>>>>>
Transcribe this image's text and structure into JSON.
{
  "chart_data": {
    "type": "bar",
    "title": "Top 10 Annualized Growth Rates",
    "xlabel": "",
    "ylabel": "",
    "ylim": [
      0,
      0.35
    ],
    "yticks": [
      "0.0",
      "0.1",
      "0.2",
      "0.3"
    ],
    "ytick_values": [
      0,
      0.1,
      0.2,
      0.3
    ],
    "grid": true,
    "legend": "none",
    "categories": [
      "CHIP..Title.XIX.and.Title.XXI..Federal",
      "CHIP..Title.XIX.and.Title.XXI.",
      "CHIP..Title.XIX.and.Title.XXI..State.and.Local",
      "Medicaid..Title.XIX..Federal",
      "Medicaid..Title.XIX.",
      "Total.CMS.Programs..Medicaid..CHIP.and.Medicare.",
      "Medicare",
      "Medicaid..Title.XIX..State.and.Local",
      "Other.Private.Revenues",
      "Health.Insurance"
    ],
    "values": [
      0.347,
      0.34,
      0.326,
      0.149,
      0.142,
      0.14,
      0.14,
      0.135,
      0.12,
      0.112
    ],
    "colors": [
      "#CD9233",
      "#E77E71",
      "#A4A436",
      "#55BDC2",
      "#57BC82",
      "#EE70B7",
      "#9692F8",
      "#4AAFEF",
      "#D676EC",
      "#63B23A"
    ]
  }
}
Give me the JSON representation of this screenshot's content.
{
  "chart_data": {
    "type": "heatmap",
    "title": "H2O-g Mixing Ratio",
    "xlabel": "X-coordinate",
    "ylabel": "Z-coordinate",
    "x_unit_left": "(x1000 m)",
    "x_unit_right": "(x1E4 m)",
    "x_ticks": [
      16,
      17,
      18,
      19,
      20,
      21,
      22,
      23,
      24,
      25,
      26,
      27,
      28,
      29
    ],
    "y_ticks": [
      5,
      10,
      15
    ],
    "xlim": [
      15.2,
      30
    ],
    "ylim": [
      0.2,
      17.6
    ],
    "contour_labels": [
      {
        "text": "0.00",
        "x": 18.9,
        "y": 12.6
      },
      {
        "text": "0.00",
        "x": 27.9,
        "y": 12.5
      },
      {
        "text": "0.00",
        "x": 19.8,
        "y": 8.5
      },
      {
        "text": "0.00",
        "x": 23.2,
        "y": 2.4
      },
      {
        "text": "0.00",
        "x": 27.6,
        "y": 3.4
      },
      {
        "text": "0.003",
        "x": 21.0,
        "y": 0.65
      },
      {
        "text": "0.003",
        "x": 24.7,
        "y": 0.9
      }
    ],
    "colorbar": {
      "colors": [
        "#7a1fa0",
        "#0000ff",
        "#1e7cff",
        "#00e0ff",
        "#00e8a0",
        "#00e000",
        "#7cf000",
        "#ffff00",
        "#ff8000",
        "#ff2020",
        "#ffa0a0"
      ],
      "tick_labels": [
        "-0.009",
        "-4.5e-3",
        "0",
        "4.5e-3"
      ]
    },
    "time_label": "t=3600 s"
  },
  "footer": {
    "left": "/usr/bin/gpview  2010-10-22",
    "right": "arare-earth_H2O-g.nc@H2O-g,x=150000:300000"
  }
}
<<<<<
Directions for this task
Locate the line that contains "Give me the". Repeat it and every line after it, up to and including the final line, exactly.

Written answer
Give me the JSON representation of this screenshot's content.
{
  "chart_data": {
    "type": "heatmap",
    "title": "H2O-g Mixing Ratio",
    "xlabel": "X-coordinate",
    "ylabel": "Z-coordinate",
    "x_unit_left": "(x1000 m)",
    "x_unit_right": "(x1E4 m)",
    "x_ticks": [
      16,
      17,
      18,
      19,
      20,
      21,
      22,
      23,
      24,
      25,
      26,
      27,
      28,
      29
    ],
    "y_ticks": [
      5,
      10,
      15
    ],
    "xlim": [
      15.2,
      30
    ],
    "ylim": [
      0.2,
      17.6
    ],
    "contour_labels": [
      {
        "text": "0.00",
        "x": 18.9,
        "y": 12.6
      },
      {
        "text": "0.00",
        "x": 27.9,
        "y": 12.5
      },
      {
        "text": "0.00",
        "x": 19.8,
        "y": 8.5
      },
      {
        "text": "0.00",
        "x": 23.2,
        "y": 2.4
      },
      {
        "text": "0.00",
        "x": 27.6,
        "y": 3.4
      },
      {
        "text": "0.003",
        "x": 21.0,
        "y": 0.65
      },
      {
        "text": "0.003",
        "x": 24.7,
        "y": 0.9
      }
    ],
    "colorbar": {
      "colors": [
        "#7a1fa0",
        "#0000ff",
        "#1e7cff",
        "#00e0ff",
        "#00e8a0",
        "#00e000",
        "#7cf000",
        "#ffff00",
        "#ff8000",
        "#ff2020",
        "#ffa0a0"
      ],
      "tick_labels": [
        "-0.009",
        "-4.5e-3",
        "0",
        "4.5e-3"
      ]
    },
    "time_label": "t=3600 s"
  },
  "footer": {
    "left": "/usr/bin/gpview  2010-10-22",
    "right": "arare-earth_H2O-g.nc@H2O-g,x=150000:300000"
  }
}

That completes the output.